:: Input

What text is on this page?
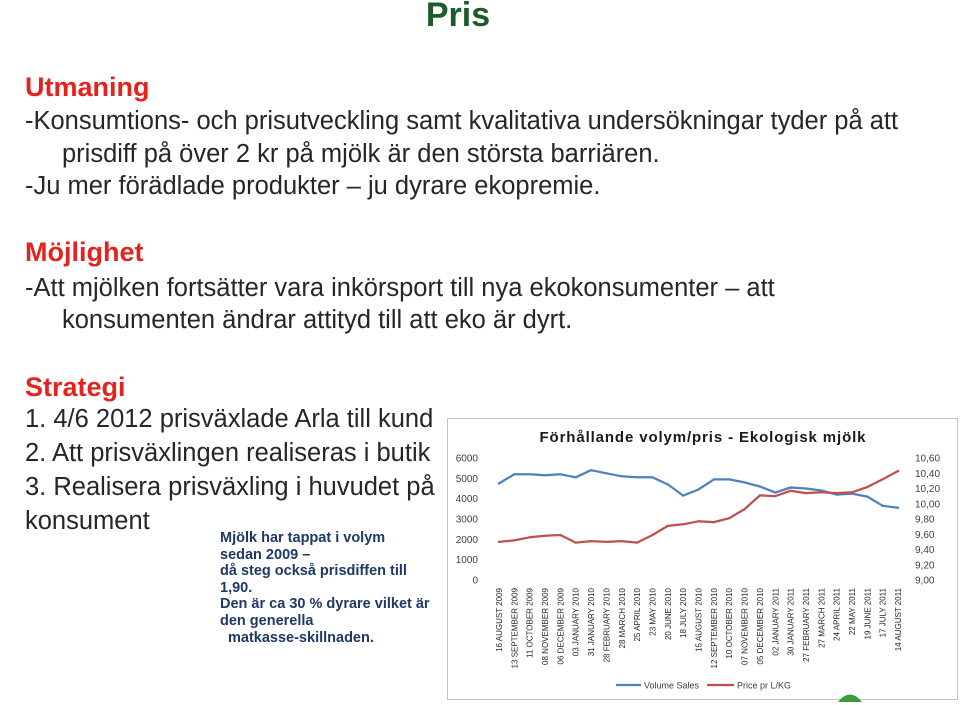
Pris
Utmaning
-Konsumtions- och prisutveckling samt kvalitativa undersökningar tyder på att
prisdiff på över 2 kr på mjölk är den största barriären.
-Ju mer förädlade produkter – ju dyrare ekopremie.
Möjlighet
-Att mjölken fortsätter vara inkörsport till nya ekokonsumenter – att
konsumenten ändrar attityd till att eko är dyrt.
Strategi
1. 4/6 2012 prisväxlade Arla till kund
2. Att prisväxlingen realiseras i butik
3. Realisera prisväxling i huvudet på
konsument
Mjölk har tappat i volym
sedan 2009 –
då steg också prisdiffen till
1,90.
Den är ca 30 % dyrare vilket är
den generella
matkasse-skillnaden.
Förhållande volym/pris - Ekologisk mjölk
0
1000
2000
3000
4000
5000
6000
9,00
9,20
9,40
9,60
9,80
10,00
10,20
10,40
10,60
16 AUGUST 2009 13 SEPTEMBER 2009 11 OCTOBER 2009 08 NOVEMBER 2009 06 DECEMBER 2009 03 JANUARY 2010 31 JANUARY 2010 28 FEBRUARY 2010 28 MARCH 2010 25 APRIL 2010 23 MAY 2010 20 JUNE 2010 18 JULY 2010 15 AUGUST 2010 12 SEPTEMBER 2010 10 OCTOBER 2010 07 NOVEMBER 2010 05 DECEMBER 2010 02 JANUARY 2011 30 JANUARY 2011 27 FEBRUARY 2011 27 MARCH 2011 24 APRIL 2011 22 MAY 2011 19 JUNE 2011 17 JULY 2011 14 AUGUST 2011
Volume Sales	Price pr L/KG
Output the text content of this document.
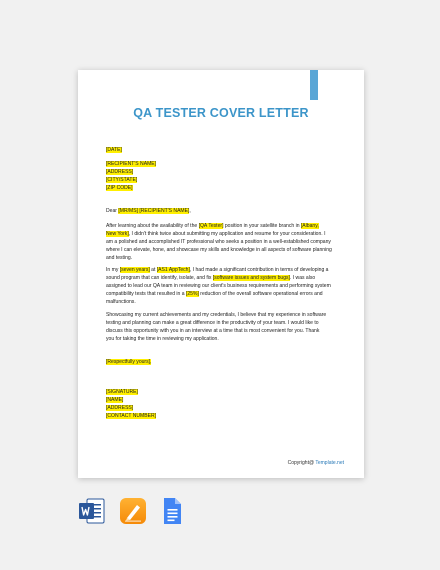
QA TESTER COVER LETTER
[DATE]
[RECIPIENT'S NAME]
[ADDRESS]
[CITY/STATE]
[ZIP CODE]
Dear [MR/MS] [RECIPIENT'S NAME],
After learning about the availability of the [QA Tester] position in your satellite branch in [Albany,
New York], I didn't think twice about submitting my application and resume for your consideration. I
am a polished and accomplished IT professional who seeks a position in a well-established company
where I can elevate, hone, and showcase my skills and knowledge in all aspects of software planning
and testing.
In my [seven years] at [AS1 AppTech], I had made a significant contribution in terms of developing a
sound program that can identify, isolate, and fix [software issues and system bugs]. I was also
assigned to lead our QA team in reviewing our client's business requirements and performing system
compatibility tests that resulted in a [25%] reduction of the overall software operational errors and
malfunctions.
Showcasing my current achievements and my credentials, I believe that my experience in software
testing and planning can make a great difference in the productivity of your team. I would like to
discuss this opportunity with you in an interview at a time that is most convenient for you. Thank
you for taking the time in reviewing my application.
[Respectfully yours],
[SIGNATURE]
[NAME]
[ADDRESS]
[CONTACT NUMBER]
Copyright@ Template.net
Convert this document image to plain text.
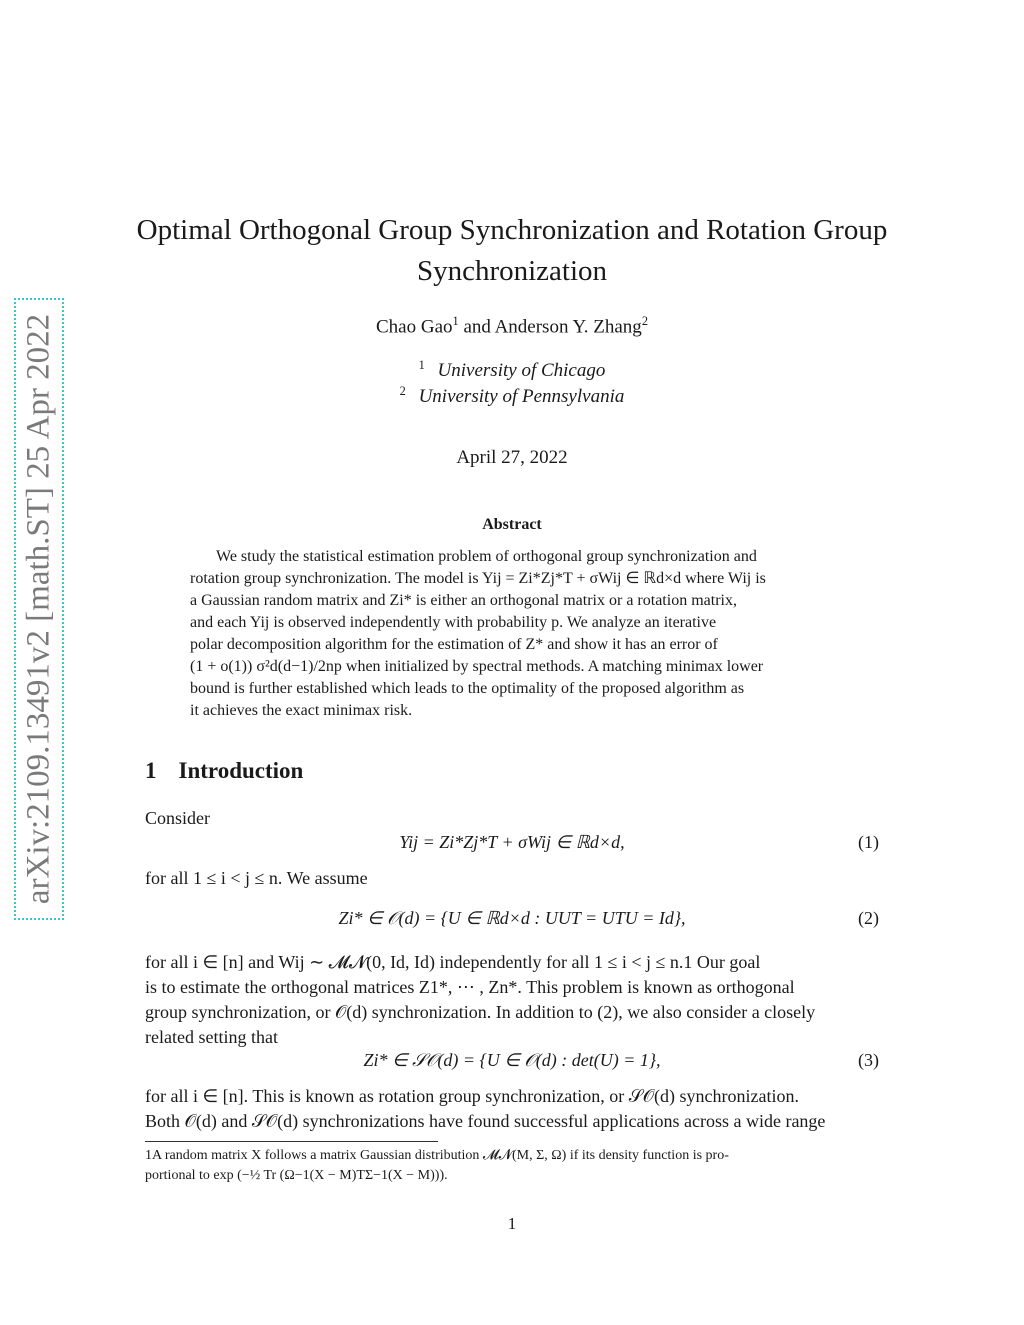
arXiv:2109.13491v2 [math.ST] 25 Apr 2022
Optimal Orthogonal Group Synchronization and Rotation Group Synchronization
Chao Gao$^1$ and Anderson Y. Zhang$^2$
$^1$ University of Chicago
$^2$ University of Pennsylvania
April 27, 2022
Abstract
We study the statistical estimation problem of orthogonal group synchronization and
rotation group synchronization. The model is Yij = Zi*Zj*T + σWij ∈ ℝd×d where Wij is
a Gaussian random matrix and Zi* is either an orthogonal matrix or a rotation matrix,
and each Yij is observed independently with probability p. We analyze an iterative
polar decomposition algorithm for the estimation of Z* and show it has an error of
(1 + o(1)) σ²d(d−1)/2np when initialized by spectral methods. A matching minimax lower
bound is further established which leads to the optimality of the proposed algorithm as
it achieves the exact minimax risk.
1 Introduction
Consider
Yij = Zi*Zj*T + σWij ∈ ℝd×d,	(1)
for all 1 ≤ i < j ≤ n. We assume
Zi* ∈ 𝒪(d) = {U ∈ ℝd×d : UUT = UTU = Id},	(2)
for all i ∈ [n] and Wij ∼ 𝓜𝓝(0, Id, Id) independently for all 1 ≤ i < j ≤ n.1 Our goal
is to estimate the orthogonal matrices Z1*, ⋯ , Zn*. This problem is known as orthogonal
group synchronization, or 𝒪(d) synchronization. In addition to (2), we also consider a closely
related setting that
Zi* ∈ 𝒮𝒪(d) = {U ∈ 𝒪(d) : det(U) = 1},	(3)
for all i ∈ [n]. This is known as rotation group synchronization, or 𝒮𝒪(d) synchronization.
Both 𝒪(d) and 𝒮𝒪(d) synchronizations have found successful applications across a wide range
1A random matrix X follows a matrix Gaussian distribution 𝓜𝓝(M, Σ, Ω) if its density function is pro-
portional to exp (−½ Tr (Ω−1(X − M)TΣ−1(X − M))).
1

::::

Instructions to follow: All of the data above should be quoted exactly, except for the pictures.

Correct answer:
What text is on this page?
Pris
Utmaning
-Konsumtions- och prisutveckling samt kvalitativa undersökningar tyder på att
prisdiff på över 2 kr på mjölk är den största barriären.
-Ju mer förädlade produkter – ju dyrare ekopremie.
Möjlighet
-Att mjölken fortsätter vara inkörsport till nya ekokonsumenter – att
konsumenten ändrar attityd till att eko är dyrt.
Strategi
1. 4/6 2012 prisväxlade Arla till kund
2. Att prisväxlingen realiseras i butik
3. Realisera prisväxling i huvudet på
konsument
Mjölk har tappat i volym
sedan 2009 –
då steg också prisdiffen till
1,90.
Den är ca 30 % dyrare vilket är
den generella
matkasse-skillnaden.
Förhållande volym/pris - Ekologisk mjölk
0
1000
2000
3000
4000
5000
6000
9,00
9,20
9,40
9,60
9,80
10,00
10,20
10,40
10,60
16 AUGUST 2009 13 SEPTEMBER 2009 11 OCTOBER 2009 08 NOVEMBER 2009 06 DECEMBER 2009 03 JANUARY 2010 31 JANUARY 2010 28 FEBRUARY 2010 28 MARCH 2010 25 APRIL 2010 23 MAY 2010 20 JUNE 2010 18 JULY 2010 15 AUGUST 2010 12 SEPTEMBER 2010 10 OCTOBER 2010 07 NOVEMBER 2010 05 DECEMBER 2010 02 JANUARY 2011 30 JANUARY 2011 27 FEBRUARY 2011 27 MARCH 2011 24 APRIL 2011 22 MAY 2011 19 JUNE 2011 17 JULY 2011 14 AUGUST 2011
Volume Sales	Price pr L/KG
Output the text content of this document.
QA TESTER COVER LETTER
[DATE]
[RECIPIENT'S NAME]
[ADDRESS]
[CITY/STATE]
[ZIP CODE]
Dear [MR/MS] [RECIPIENT'S NAME],
After learning about the availability of the [QA Tester] position in your satellite branch in [Albany,
New York], I didn't think twice about submitting my application and resume for your consideration. I
am a polished and accomplished IT professional who seeks a position in a well-established company
where I can elevate, hone, and showcase my skills and knowledge in all aspects of software planning
and testing.
In my [seven years] at [AS1 AppTech], I had made a significant contribution in terms of developing a
sound program that can identify, isolate, and fix [software issues and system bugs]. I was also
assigned to lead our QA team in reviewing our client's business requirements and performing system
compatibility tests that resulted in a [25%] reduction of the overall software operational errors and
malfunctions.
Showcasing my current achievements and my credentials, I believe that my experience in software
testing and planning can make a great difference in the productivity of your team. I would like to
discuss this opportunity with you in an interview at a time that is most convenient for you. Thank
you for taking the time in reviewing my application.
[Respectfully yours],
[SIGNATURE]
[NAME]
[ADDRESS]
[CONTACT NUMBER]
Copyright@ Template.net
Convert this document image to plain text.
arXiv:2109.13491v2 [math.ST] 25 Apr 2022
Optimal Orthogonal Group Synchronization and Rotation Group Synchronization
Chao Gao$^1$ and Anderson Y. Zhang$^2$
$^1$ University of Chicago
$^2$ University of Pennsylvania
April 27, 2022
Abstract
We study the statistical estimation problem of orthogonal group synchronization and
rotation group synchronization. The model is Yij = Zi*Zj*T + σWij ∈ ℝd×d where Wij is
a Gaussian random matrix and Zi* is either an orthogonal matrix or a rotation matrix,
and each Yij is observed independently with probability p. We analyze an iterative
polar decomposition algorithm for the estimation of Z* and show it has an error of
(1 + o(1)) σ²d(d−1)/2np when initialized by spectral methods. A matching minimax lower
bound is further established which leads to the optimality of the proposed algorithm as
it achieves the exact minimax risk.
1 Introduction
Consider
Yij = Zi*Zj*T + σWij ∈ ℝd×d,	(1)
for all 1 ≤ i < j ≤ n. We assume
Zi* ∈ 𝒪(d) = {U ∈ ℝd×d : UUT = UTU = Id},	(2)
for all i ∈ [n] and Wij ∼ 𝓜𝓝(0, Id, Id) independently for all 1 ≤ i < j ≤ n.1 Our goal
is to estimate the orthogonal matrices Z1*, ⋯ , Zn*. This problem is known as orthogonal
group synchronization, or 𝒪(d) synchronization. In addition to (2), we also consider a closely
related setting that
Zi* ∈ 𝒮𝒪(d) = {U ∈ 𝒪(d) : det(U) = 1},	(3)
for all i ∈ [n]. This is known as rotation group synchronization, or 𝒮𝒪(d) synchronization.
Both 𝒪(d) and 𝒮𝒪(d) synchronizations have found successful applications across a wide range
1A random matrix X follows a matrix Gaussian distribution 𝓜𝓝(M, Σ, Ω) if its density function is pro-
portional to exp (−½ Tr (Ω−1(X − M)TΣ−1(X − M))).
1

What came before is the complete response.